Directive
Below are records. Copy every line with "Résolution" in it.

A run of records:
+++

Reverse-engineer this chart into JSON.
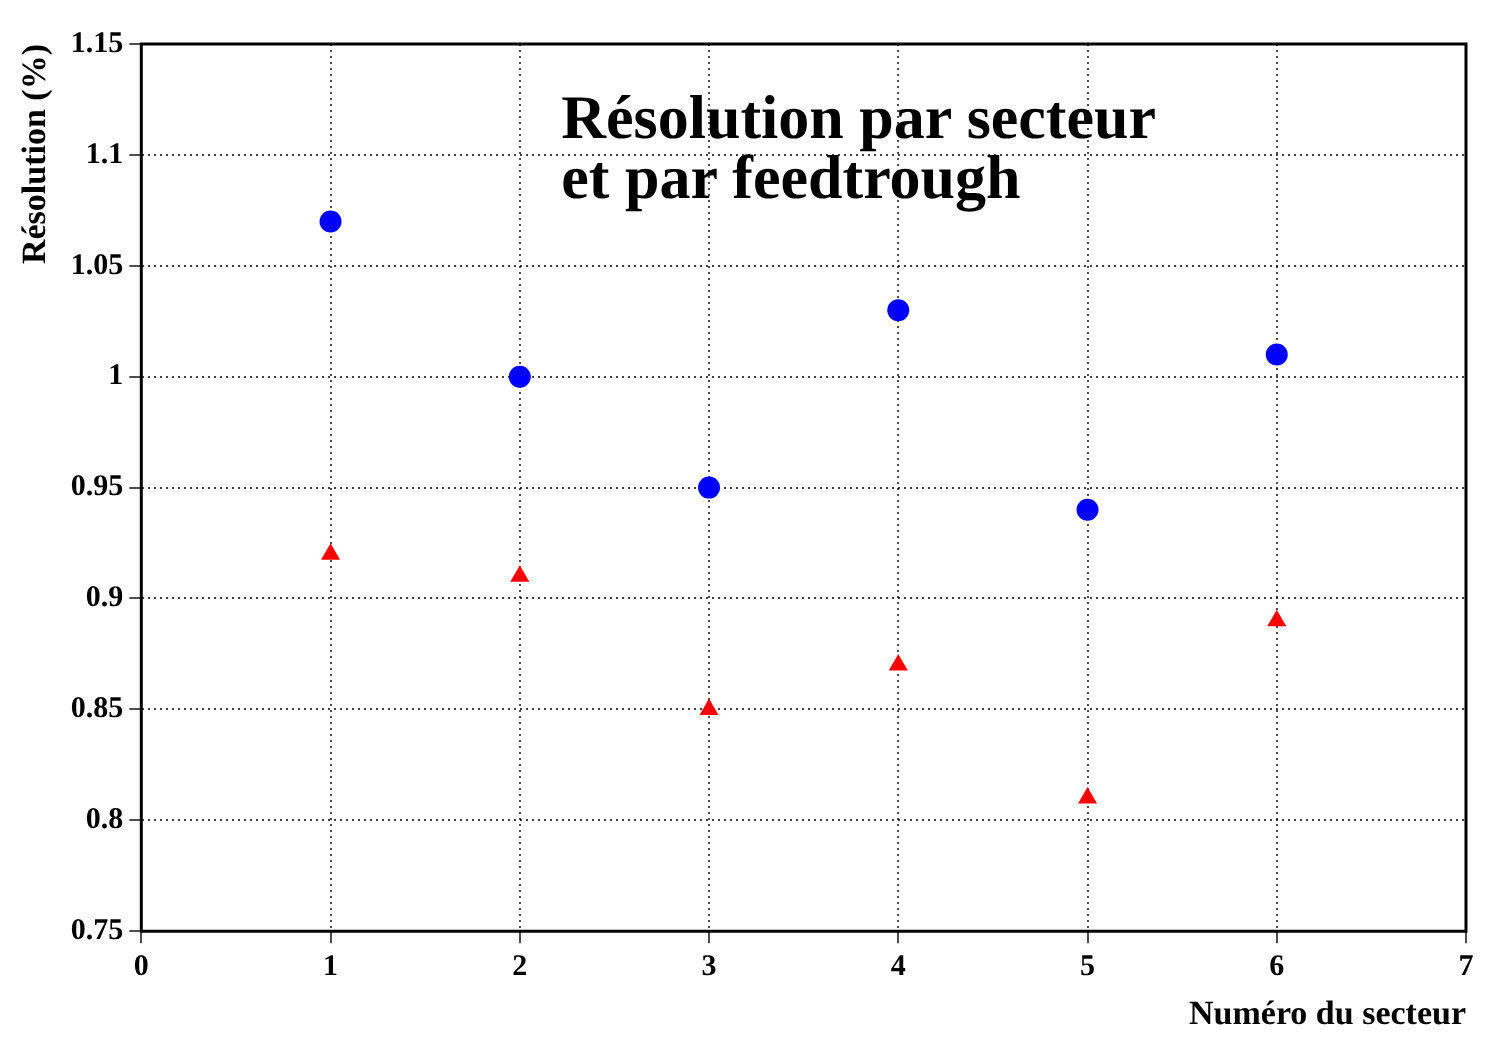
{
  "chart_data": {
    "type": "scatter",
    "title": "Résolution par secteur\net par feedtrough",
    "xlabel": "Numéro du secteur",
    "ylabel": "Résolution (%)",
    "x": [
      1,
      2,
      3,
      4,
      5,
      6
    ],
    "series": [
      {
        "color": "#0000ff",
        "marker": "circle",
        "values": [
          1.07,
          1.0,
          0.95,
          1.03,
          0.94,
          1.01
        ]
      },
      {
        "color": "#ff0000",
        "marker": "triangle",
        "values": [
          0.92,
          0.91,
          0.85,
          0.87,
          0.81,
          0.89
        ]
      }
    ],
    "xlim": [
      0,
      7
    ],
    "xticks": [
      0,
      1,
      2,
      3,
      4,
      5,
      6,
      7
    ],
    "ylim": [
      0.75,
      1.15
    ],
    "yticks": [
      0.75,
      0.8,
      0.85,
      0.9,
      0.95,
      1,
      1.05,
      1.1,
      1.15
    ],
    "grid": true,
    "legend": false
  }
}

+++

Solution below
    "title": "Résolution par secteur\net par feedtrough",
    "ylabel": "Résolution (%)",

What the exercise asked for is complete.